DOKUMEN SUMBER →
Akhirnya, jabatan Kepala BBPOM di Surabaya yang masih diemban Sapari pun dilelangkan melalui website BPOM pada 5 Juni 2018, sekitar pukul 17:24 WIB, dan 22 dan 28 Juni 2018 diposting di Instagram BPOM. Pada 19 September 2018 Sapari diberhentikan tanpa kesalahan dan dasar hukum yang jelas. “Padahal, sebelum itu, pada 16 Agustus 2018, saya diusulkan naik pangkat ke Presiden,” katanya.

Seperti diketahui, Sapari dipensiunkan oleh Ka BPOM melalui SK Pensiun Nomor : 00032/15014/AZ/03/19 tanggal 26 Maret 2019 yang cacat prosedur. SK Pensiun diterimanya pada 9 Mei 2019, tepatnya sehari setelah putusan PTUN Jakarta tanggal 8 Mei 2019 yang dimenangkan Sapari. Anehnya, pada SK Pensiun yang diterimanya tertulis bahwa dia dipensiunkan oleh Kepala BPOM melalui SK Pensiun TMT tertanggal 1 Oktober 2018 dengan Pertimbangan Teknis (Pertek) dari BKN tanggal 20 Maret 2019, dengan berkas kelengkapan belum terpenuhi atau belum lengkap. Bahkan, menurut Sapari, ada indikasi manipulasi persyaratan kelengkapan berkas pensiun.

Sapari menduga, dengan terbitnya SK Pensiun itu, ada “konspirasi” yang sengaja dilakukan untuk menyingkirkan dirinya. Sebab, menurutnya, ketika proses sidang gugatan (yang pertama) teregister No. 294/G/2018/PTUN-JKT tanggal 17 Desember 2018 masih berjalan di PTUN Jakarta, hingga putusan tanggal 8 Mei 2019 yang dimenangkan dirinya, SK Pensiun itu baru diterimanya dari Biro Umum dan SDM Badan POM pada hari Kamis tanggal 9 Mei 2019 pukul 14.08 WIB, sehari setelah Sapari memenangkan gugatan.

BARIS YANG DISEDIAKAN →
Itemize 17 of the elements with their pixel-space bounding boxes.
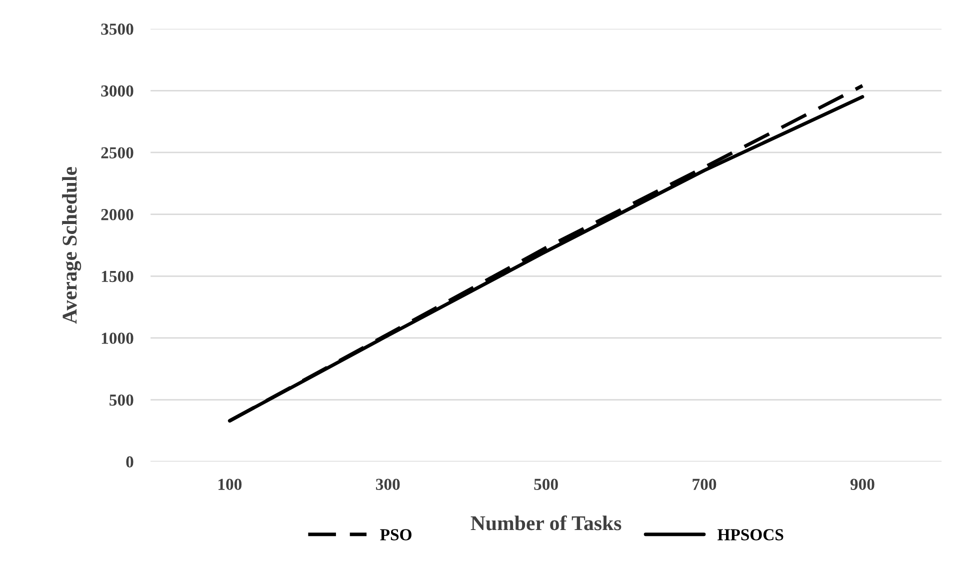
y-tick-label: 500	[110, 394, 134, 406]
y-tick-label: 1500	[102, 270, 134, 282]
x-tick-label: 100	[218, 478, 242, 490]
y-axis-title: Average Schedule	[62, 166, 82, 324]
legend-label: PSO	[380, 529, 412, 540]
x-tick-label: 500	[534, 478, 558, 490]
x-axis-title: Number of Tasks	[470, 515, 622, 530]
x-tick-label: 700	[692, 478, 716, 490]
y-tick-label: 0	[126, 456, 134, 468]
y-tick-label: 3500	[101, 24, 134, 35]
y-tick-label: 2000	[101, 209, 134, 220]
y-tick-label: 3000	[101, 85, 134, 97]
x-tick-label: 300	[376, 478, 400, 490]
y-tick-label: 2500	[101, 147, 134, 158]
x-tick-label: 900	[850, 478, 874, 490]
legend-label: HPSOCS	[718, 529, 784, 540]
y-tick-label: 1000	[102, 332, 134, 344]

SOAL YANG DIBERIKAN A → Sajikan paragraf dalam dokumen sumber yang diawali "Seperti diketahui, Sapari dipensiunkan" dalam bentuk daftar yang lebih ringkas, tanpa menghilangkan fakta pokoknya.
SOAL YANG DIBERIKAN B → Ulangi secara persis bagian dokumen sumber di antara "Seperti diketahui, Sapari" dan "kelengkapan berkas pensiun.", termasuk kedua batas tersebut.
SOAL YANG DIBERIKAN C →
Jawablah pertanyaan berikut berdasarkan dokumen sumber.
(i) Pada tanggal berapa Sapari diberhentikan?
(ii) Bertanggal berapa Pertimbangan Teknis dari BKN yang tercantum pada SK Pensiun?
(iii) Berapa nomor register gugatan pertama di PTUN Jakarta?

JAWABAN AKHIR A →
- Sapari dipensiunkan oleh Ka BPOM melalui SK Pensiun Nomor 00032/15014/AZ/03/19 tanggal 26 Maret 2019 yang cacat prosedur.
- SK tersebut diterimanya pada 9 Mei 2019, sehari setelah putusan PTUN Jakarta tanggal 8 Mei 2019 yang dimenangkan Sapari.
- SK itu menyatakan pensiun TMT 1 Oktober 2018 dengan Pertimbangan Teknis BKN tanggal 20 Maret 2019, padahal berkas kelengkapannya belum lengkap.
- Menurut Sapari, terdapat indikasi manipulasi persyaratan kelengkapan berkas pensiun.

JAWABAN AKHIR B →
Seperti diketahui, Sapari dipensiunkan oleh Ka BPOM melalui SK Pensiun Nomor : 00032/15014/AZ/03/19 tanggal 26 Maret 2019 yang cacat prosedur. SK Pensiun diterimanya pada 9 Mei 2019, tepatnya sehari setelah putusan PTUN Jakarta tanggal 8 Mei 2019 yang dimenangkan Sapari. Anehnya, pada SK Pensiun yang diterimanya tertulis bahwa dia dipensiunkan oleh Kepala BPOM melalui SK Pensiun TMT tertanggal 1 Oktober 2018 dengan Pertimbangan Teknis (Pertek) dari BKN tanggal 20 Maret 2019, dengan berkas kelengkapan belum terpenuhi atau belum lengkap. Bahkan, menurut Sapari, ada indikasi manipulasi persyaratan kelengkapan berkas pensiun.

JAWABAN AKHIR C →
(i) 19 September 2018
(ii) 20 Maret 2019
(iii) No. 294/G/2018/PTUN-JKT